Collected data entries
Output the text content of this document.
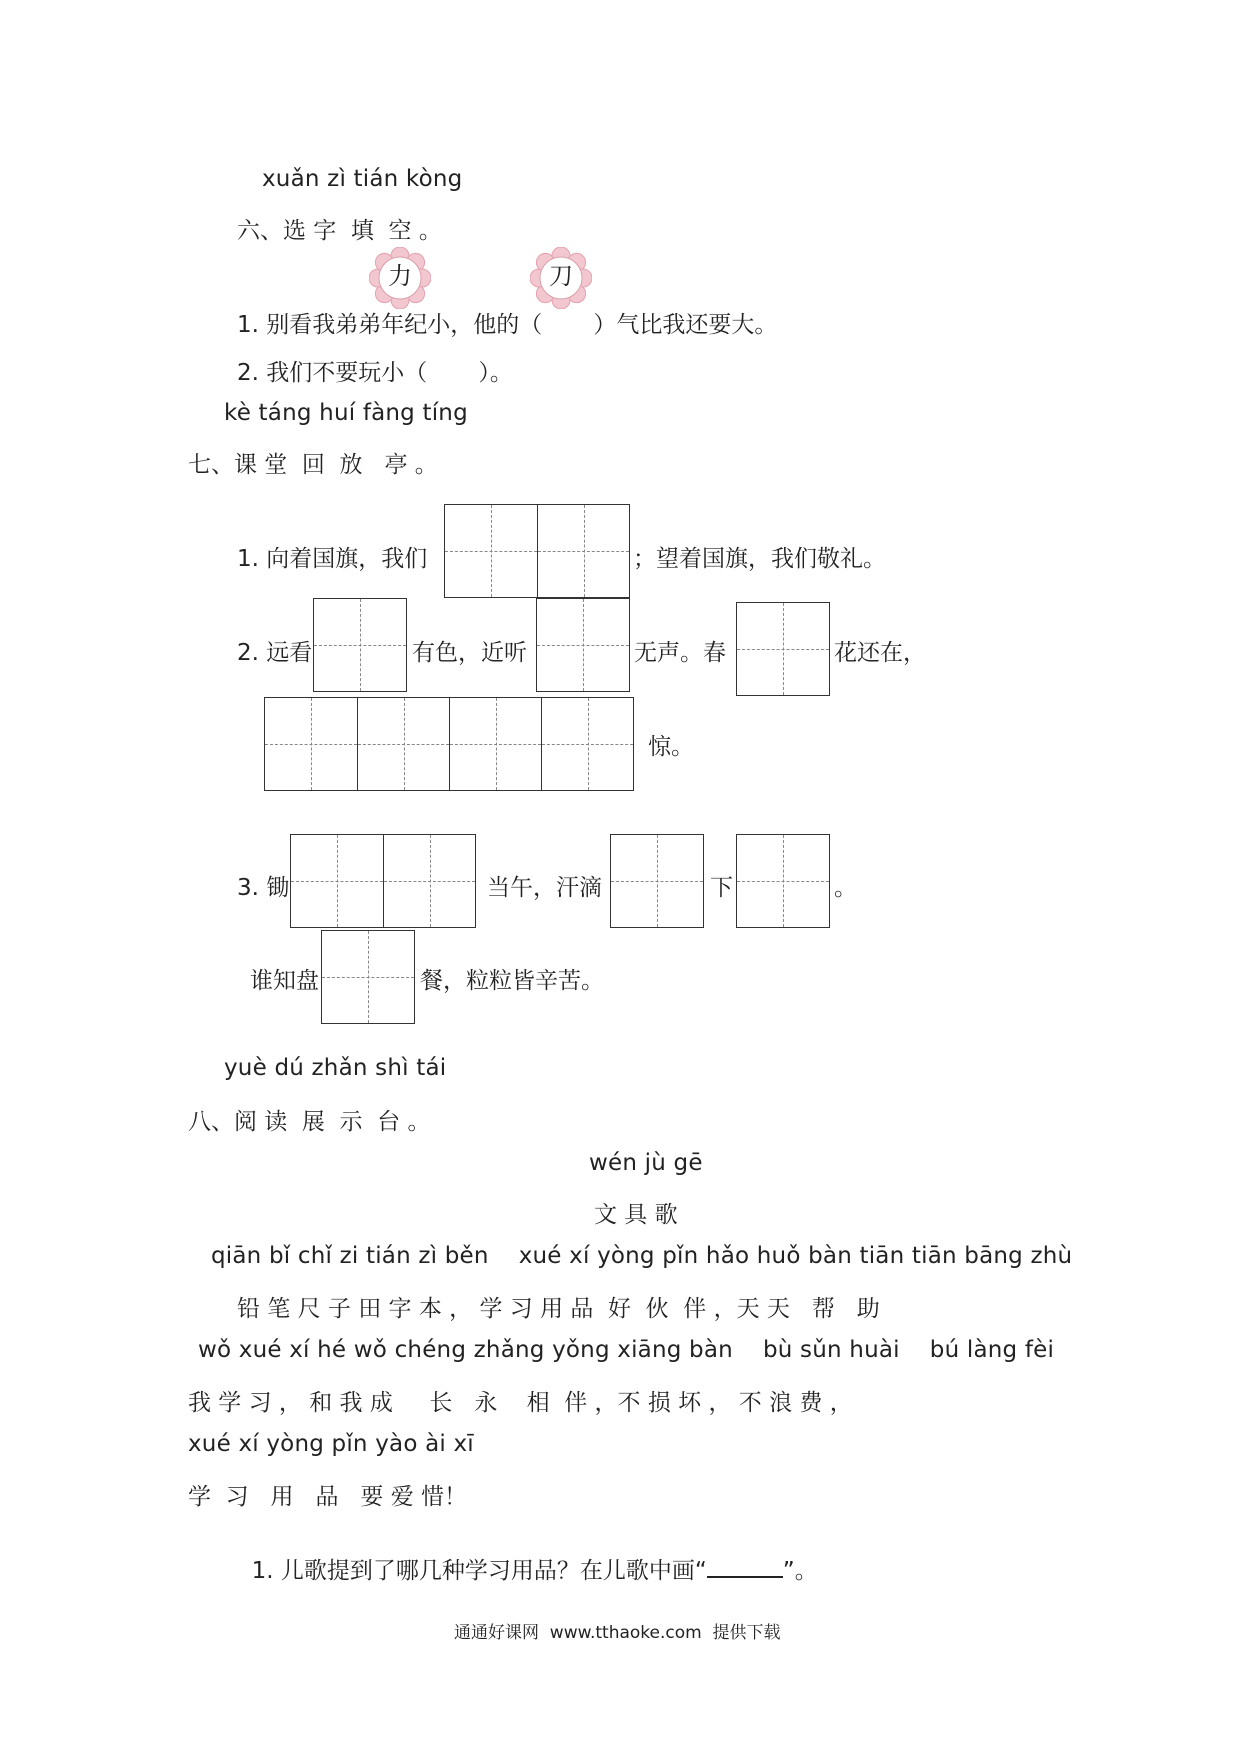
xuǎn zì tián kòng
六、选 字  填  空 。
力	刀
1. 别看我弟弟年纪小，他的（       ）气比我还要大。
2. 我们不要玩小（       ）。
kè táng huí fàng tíng
七、课 堂  回  放   亭 。
1. 向着国旗，我们	；望着国旗，我们敬礼。
2. 远看	有色，近听	无声。春	花还在，
惊。
3. 锄	当午，汗滴	下	。
谁知盘	餐，粒粒皆辛苦。
yuè dú zhǎn shì tái
八、阅 读  展  示  台 。
wén jù gē
文 具 歌
qiān bǐ chǐ zi tián zì běn    xué xí yòng pǐn hǎo huǒ bàn tiān tiān bāng zhù
铅 笔 尺 子 田 字 本 ， 学 习 用 品  好  伙  伴 ，天 天   帮   助
wǒ xué xí hé wǒ chéng zhǎng yǒng xiāng bàn    bù sǔn huài    bú làng fèi
我 学 习 ， 和 我 成     长   永    相  伴 ，不 损 坏 ， 不 浪 费 ，
xué xí yòng pǐn yào ài xī
学  习   用   品   要 爱 惜！

1. 儿歌提到了哪几种学习用品？在儿歌中画“	”。

通通好课网  www.tthaoke.com  提供下载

*YOUR GOAL*
Which lines contain "tián"? Copy each of them.

*RESPONSE FOR THIS EXERCISE*
xuǎn zì tián kòng
qiān bǐ chǐ zi tián zì běn    xué xí yòng pǐn hǎo huǒ bàn tiān tiān bāng zhù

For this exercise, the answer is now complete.